**Do this**
Write the material out again exactly as it stands.

**Input material**

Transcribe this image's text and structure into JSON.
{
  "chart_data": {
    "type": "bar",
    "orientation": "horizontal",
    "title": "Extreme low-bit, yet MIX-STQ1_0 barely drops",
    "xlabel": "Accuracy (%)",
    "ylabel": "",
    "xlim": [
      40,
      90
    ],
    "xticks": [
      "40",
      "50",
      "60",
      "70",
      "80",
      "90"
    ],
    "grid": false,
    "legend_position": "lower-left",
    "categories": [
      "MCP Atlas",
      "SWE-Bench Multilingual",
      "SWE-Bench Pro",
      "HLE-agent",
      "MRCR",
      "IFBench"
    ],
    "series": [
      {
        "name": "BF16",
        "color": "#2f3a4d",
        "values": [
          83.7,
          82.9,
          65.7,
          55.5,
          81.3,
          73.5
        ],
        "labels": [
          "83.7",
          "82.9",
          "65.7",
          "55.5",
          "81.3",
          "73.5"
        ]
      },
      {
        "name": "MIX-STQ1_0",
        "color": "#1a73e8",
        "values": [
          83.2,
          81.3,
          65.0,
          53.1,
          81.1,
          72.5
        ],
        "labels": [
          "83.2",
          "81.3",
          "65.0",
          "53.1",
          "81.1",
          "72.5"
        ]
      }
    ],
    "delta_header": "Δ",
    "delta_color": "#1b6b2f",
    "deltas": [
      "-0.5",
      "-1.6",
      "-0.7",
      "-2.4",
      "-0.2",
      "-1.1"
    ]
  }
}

**Correct response**
Transcribe this image's text and structure into JSON.
{
  "chart_data": {
    "type": "bar",
    "orientation": "horizontal",
    "title": "Extreme low-bit, yet MIX-STQ1_0 barely drops",
    "xlabel": "Accuracy (%)",
    "ylabel": "",
    "xlim": [
      40,
      90
    ],
    "xticks": [
      "40",
      "50",
      "60",
      "70",
      "80",
      "90"
    ],
    "grid": false,
    "legend_position": "lower-left",
    "categories": [
      "MCP Atlas",
      "SWE-Bench Multilingual",
      "SWE-Bench Pro",
      "HLE-agent",
      "MRCR",
      "IFBench"
    ],
    "series": [
      {
        "name": "BF16",
        "color": "#2f3a4d",
        "values": [
          83.7,
          82.9,
          65.7,
          55.5,
          81.3,
          73.5
        ],
        "labels": [
          "83.7",
          "82.9",
          "65.7",
          "55.5",
          "81.3",
          "73.5"
        ]
      },
      {
        "name": "MIX-STQ1_0",
        "color": "#1a73e8",
        "values": [
          83.2,
          81.3,
          65.0,
          53.1,
          81.1,
          72.5
        ],
        "labels": [
          "83.2",
          "81.3",
          "65.0",
          "53.1",
          "81.1",
          "72.5"
        ]
      }
    ],
    "delta_header": "Δ",
    "delta_color": "#1b6b2f",
    "deltas": [
      "-0.5",
      "-1.6",
      "-0.7",
      "-2.4",
      "-0.2",
      "-1.1"
    ]
  }
}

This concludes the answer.